[EXERCISE BRIEF] Write out every entry exactly as it stands.
[Start MATERIAL PROVIDED]
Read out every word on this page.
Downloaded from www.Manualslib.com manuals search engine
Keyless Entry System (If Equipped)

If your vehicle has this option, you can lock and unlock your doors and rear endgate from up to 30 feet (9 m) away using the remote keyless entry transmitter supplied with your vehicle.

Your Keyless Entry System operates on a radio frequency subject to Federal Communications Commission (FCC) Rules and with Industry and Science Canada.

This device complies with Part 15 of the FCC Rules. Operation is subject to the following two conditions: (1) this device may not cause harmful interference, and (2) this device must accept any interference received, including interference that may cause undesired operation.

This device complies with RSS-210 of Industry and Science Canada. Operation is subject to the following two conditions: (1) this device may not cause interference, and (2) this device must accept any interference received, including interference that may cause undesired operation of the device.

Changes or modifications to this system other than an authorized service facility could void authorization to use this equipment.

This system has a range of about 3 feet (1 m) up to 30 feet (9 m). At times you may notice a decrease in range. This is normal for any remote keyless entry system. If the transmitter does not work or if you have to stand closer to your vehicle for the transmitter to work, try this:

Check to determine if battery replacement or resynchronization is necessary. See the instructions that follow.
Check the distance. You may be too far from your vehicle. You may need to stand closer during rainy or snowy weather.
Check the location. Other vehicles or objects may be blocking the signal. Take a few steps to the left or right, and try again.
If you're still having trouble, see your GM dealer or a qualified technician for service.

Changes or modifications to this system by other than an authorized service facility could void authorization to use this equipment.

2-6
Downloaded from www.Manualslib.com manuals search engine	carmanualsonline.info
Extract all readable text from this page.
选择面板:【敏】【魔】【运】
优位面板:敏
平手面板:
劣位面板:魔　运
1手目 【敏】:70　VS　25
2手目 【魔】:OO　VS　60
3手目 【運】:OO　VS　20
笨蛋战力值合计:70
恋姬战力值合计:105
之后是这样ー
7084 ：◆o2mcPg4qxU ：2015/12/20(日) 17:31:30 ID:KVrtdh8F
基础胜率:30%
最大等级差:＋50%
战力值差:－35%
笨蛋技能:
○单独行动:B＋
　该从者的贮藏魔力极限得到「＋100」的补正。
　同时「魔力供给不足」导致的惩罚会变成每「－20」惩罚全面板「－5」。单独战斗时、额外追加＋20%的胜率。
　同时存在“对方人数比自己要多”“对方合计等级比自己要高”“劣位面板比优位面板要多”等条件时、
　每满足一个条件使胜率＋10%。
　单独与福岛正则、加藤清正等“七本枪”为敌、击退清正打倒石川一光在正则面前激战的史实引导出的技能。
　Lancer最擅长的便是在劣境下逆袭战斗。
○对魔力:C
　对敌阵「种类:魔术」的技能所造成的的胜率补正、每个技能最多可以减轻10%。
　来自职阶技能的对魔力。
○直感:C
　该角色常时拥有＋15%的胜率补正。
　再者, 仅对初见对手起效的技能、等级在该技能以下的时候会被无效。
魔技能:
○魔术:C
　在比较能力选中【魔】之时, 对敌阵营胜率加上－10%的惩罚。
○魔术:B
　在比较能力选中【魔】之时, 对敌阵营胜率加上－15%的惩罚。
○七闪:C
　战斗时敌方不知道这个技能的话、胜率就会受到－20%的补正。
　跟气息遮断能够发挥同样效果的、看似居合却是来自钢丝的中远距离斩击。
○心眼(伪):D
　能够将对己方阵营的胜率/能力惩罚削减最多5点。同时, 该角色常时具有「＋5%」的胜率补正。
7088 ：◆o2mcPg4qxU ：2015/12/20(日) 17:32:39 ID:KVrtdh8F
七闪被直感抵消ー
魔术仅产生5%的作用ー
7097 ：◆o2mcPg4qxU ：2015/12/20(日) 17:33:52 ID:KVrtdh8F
[End MATERIAL PROVIDED]
[RESPONSE TO THE EXERCISE]
Read out every word on this page.
Downloaded from www.Manualslib.com manuals search engine
Keyless Entry System (If Equipped)

If your vehicle has this option, you can lock and unlock your doors and rear endgate from up to 30 feet (9 m) away using the remote keyless entry transmitter supplied with your vehicle.

Your Keyless Entry System operates on a radio frequency subject to Federal Communications Commission (FCC) Rules and with Industry and Science Canada.

This device complies with Part 15 of the FCC Rules. Operation is subject to the following two conditions: (1) this device may not cause harmful interference, and (2) this device must accept any interference received, including interference that may cause undesired operation.

This device complies with RSS-210 of Industry and Science Canada. Operation is subject to the following two conditions: (1) this device may not cause interference, and (2) this device must accept any interference received, including interference that may cause undesired operation of the device.

Changes or modifications to this system other than an authorized service facility could void authorization to use this equipment.

This system has a range of about 3 feet (1 m) up to 30 feet (9 m). At times you may notice a decrease in range. This is normal for any remote keyless entry system. If the transmitter does not work or if you have to stand closer to your vehicle for the transmitter to work, try this:

Check to determine if battery replacement or resynchronization is necessary. See the instructions that follow.
Check the distance. You may be too far from your vehicle. You may need to stand closer during rainy or snowy weather.
Check the location. Other vehicles or objects may be blocking the signal. Take a few steps to the left or right, and try again.
If you're still having trouble, see your GM dealer or a qualified technician for service.

Changes or modifications to this system by other than an authorized service facility could void authorization to use this equipment.

2-6
Downloaded from www.Manualslib.com manuals search engine	carmanualsonline.info
Extract all readable text from this page.
选择面板:【敏】【魔】【运】
优位面板:敏
平手面板:
劣位面板:魔　运
1手目 【敏】:70　VS　25
2手目 【魔】:OO　VS　60
3手目 【運】:OO　VS　20
笨蛋战力值合计:70
恋姬战力值合计:105
之后是这样ー
7084 ：◆o2mcPg4qxU ：2015/12/20(日) 17:31:30 ID:KVrtdh8F
基础胜率:30%
最大等级差:＋50%
战力值差:－35%
笨蛋技能:
○单独行动:B＋
　该从者的贮藏魔力极限得到「＋100」的补正。
　同时「魔力供给不足」导致的惩罚会变成每「－20」惩罚全面板「－5」。单独战斗时、额外追加＋20%的胜率。
　同时存在“对方人数比自己要多”“对方合计等级比自己要高”“劣位面板比优位面板要多”等条件时、
　每满足一个条件使胜率＋10%。
　单独与福岛正则、加藤清正等“七本枪”为敌、击退清正打倒石川一光在正则面前激战的史实引导出的技能。
　Lancer最擅长的便是在劣境下逆袭战斗。
○对魔力:C
　对敌阵「种类:魔术」的技能所造成的的胜率补正、每个技能最多可以减轻10%。
　来自职阶技能的对魔力。
○直感:C
　该角色常时拥有＋15%的胜率补正。
　再者, 仅对初见对手起效的技能、等级在该技能以下的时候会被无效。
魔技能:
○魔术:C
　在比较能力选中【魔】之时, 对敌阵营胜率加上－10%的惩罚。
○魔术:B
　在比较能力选中【魔】之时, 对敌阵营胜率加上－15%的惩罚。
○七闪:C
　战斗时敌方不知道这个技能的话、胜率就会受到－20%的补正。
　跟气息遮断能够发挥同样效果的、看似居合却是来自钢丝的中远距离斩击。
○心眼(伪):D
　能够将对己方阵营的胜率/能力惩罚削减最多5点。同时, 该角色常时具有「＋5%」的胜率补正。
7088 ：◆o2mcPg4qxU ：2015/12/20(日) 17:32:39 ID:KVrtdh8F
七闪被直感抵消ー
魔术仅产生5%的作用ー
7097 ：◆o2mcPg4qxU ：2015/12/20(日) 17:33:52 ID:KVrtdh8F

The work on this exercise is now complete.